§ **DIRECTIONS FOR THIS TASK**
Write out the whole listing, matching it exactly.

§ **ENTRIES PROVIDED**
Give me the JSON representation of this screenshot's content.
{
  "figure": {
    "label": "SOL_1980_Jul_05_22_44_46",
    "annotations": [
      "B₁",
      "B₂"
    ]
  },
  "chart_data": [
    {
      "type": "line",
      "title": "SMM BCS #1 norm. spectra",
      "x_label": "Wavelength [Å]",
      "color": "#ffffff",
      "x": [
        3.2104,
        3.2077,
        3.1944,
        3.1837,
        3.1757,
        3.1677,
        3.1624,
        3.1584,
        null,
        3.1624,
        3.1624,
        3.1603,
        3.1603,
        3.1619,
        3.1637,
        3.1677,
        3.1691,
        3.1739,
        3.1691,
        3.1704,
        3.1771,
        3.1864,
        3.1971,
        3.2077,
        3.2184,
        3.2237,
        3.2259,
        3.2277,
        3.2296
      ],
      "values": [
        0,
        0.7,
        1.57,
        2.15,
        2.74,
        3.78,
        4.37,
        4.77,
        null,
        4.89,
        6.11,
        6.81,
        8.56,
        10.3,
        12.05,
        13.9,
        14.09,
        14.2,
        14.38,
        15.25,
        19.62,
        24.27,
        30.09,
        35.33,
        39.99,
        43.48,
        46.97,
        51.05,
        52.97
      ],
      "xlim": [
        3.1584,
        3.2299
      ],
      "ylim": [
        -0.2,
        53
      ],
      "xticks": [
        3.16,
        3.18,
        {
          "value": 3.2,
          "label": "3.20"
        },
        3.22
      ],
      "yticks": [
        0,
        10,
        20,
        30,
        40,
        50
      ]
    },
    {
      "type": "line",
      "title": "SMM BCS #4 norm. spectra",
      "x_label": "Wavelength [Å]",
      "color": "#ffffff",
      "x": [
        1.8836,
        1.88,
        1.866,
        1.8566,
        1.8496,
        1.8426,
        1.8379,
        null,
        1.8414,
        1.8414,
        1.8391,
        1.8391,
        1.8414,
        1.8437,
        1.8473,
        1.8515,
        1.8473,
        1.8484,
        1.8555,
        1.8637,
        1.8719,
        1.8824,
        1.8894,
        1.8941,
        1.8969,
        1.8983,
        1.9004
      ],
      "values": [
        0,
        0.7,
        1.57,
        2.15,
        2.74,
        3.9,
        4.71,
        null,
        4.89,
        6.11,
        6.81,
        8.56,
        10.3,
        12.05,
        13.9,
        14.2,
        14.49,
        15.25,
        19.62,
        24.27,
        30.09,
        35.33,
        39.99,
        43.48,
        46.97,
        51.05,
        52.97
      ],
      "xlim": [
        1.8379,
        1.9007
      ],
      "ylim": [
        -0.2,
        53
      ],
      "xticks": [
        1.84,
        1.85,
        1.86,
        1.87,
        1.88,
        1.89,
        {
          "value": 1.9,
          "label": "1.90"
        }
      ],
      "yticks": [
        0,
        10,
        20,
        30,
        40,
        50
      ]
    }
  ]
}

§ **EXERCISE ANSWER**
Give me the JSON representation of this screenshot's content.
{
  "figure": {
    "label": "SOL_1980_Jul_05_22_44_46",
    "annotations": [
      "B₁",
      "B₂"
    ]
  },
  "chart_data": [
    {
      "type": "line",
      "title": "SMM BCS #1 norm. spectra",
      "x_label": "Wavelength [Å]",
      "color": "#ffffff",
      "x": [
        3.2104,
        3.2077,
        3.1944,
        3.1837,
        3.1757,
        3.1677,
        3.1624,
        3.1584,
        null,
        3.1624,
        3.1624,
        3.1603,
        3.1603,
        3.1619,
        3.1637,
        3.1677,
        3.1691,
        3.1739,
        3.1691,
        3.1704,
        3.1771,
        3.1864,
        3.1971,
        3.2077,
        3.2184,
        3.2237,
        3.2259,
        3.2277,
        3.2296
      ],
      "values": [
        0,
        0.7,
        1.57,
        2.15,
        2.74,
        3.78,
        4.37,
        4.77,
        null,
        4.89,
        6.11,
        6.81,
        8.56,
        10.3,
        12.05,
        13.9,
        14.09,
        14.2,
        14.38,
        15.25,
        19.62,
        24.27,
        30.09,
        35.33,
        39.99,
        43.48,
        46.97,
        51.05,
        52.97
      ],
      "xlim": [
        3.1584,
        3.2299
      ],
      "ylim": [
        -0.2,
        53
      ],
      "xticks": [
        3.16,
        3.18,
        {
          "value": 3.2,
          "label": "3.20"
        },
        3.22
      ],
      "yticks": [
        0,
        10,
        20,
        30,
        40,
        50
      ]
    },
    {
      "type": "line",
      "title": "SMM BCS #4 norm. spectra",
      "x_label": "Wavelength [Å]",
      "color": "#ffffff",
      "x": [
        1.8836,
        1.88,
        1.866,
        1.8566,
        1.8496,
        1.8426,
        1.8379,
        null,
        1.8414,
        1.8414,
        1.8391,
        1.8391,
        1.8414,
        1.8437,
        1.8473,
        1.8515,
        1.8473,
        1.8484,
        1.8555,
        1.8637,
        1.8719,
        1.8824,
        1.8894,
        1.8941,
        1.8969,
        1.8983,
        1.9004
      ],
      "values": [
        0,
        0.7,
        1.57,
        2.15,
        2.74,
        3.9,
        4.71,
        null,
        4.89,
        6.11,
        6.81,
        8.56,
        10.3,
        12.05,
        13.9,
        14.2,
        14.49,
        15.25,
        19.62,
        24.27,
        30.09,
        35.33,
        39.99,
        43.48,
        46.97,
        51.05,
        52.97
      ],
      "xlim": [
        1.8379,
        1.9007
      ],
      "ylim": [
        -0.2,
        53
      ],
      "xticks": [
        1.84,
        1.85,
        1.86,
        1.87,
        1.88,
        1.89,
        {
          "value": 1.9,
          "label": "1.90"
        }
      ],
      "yticks": [
        0,
        10,
        20,
        30,
        40,
        50
      ]
    }
  ]
}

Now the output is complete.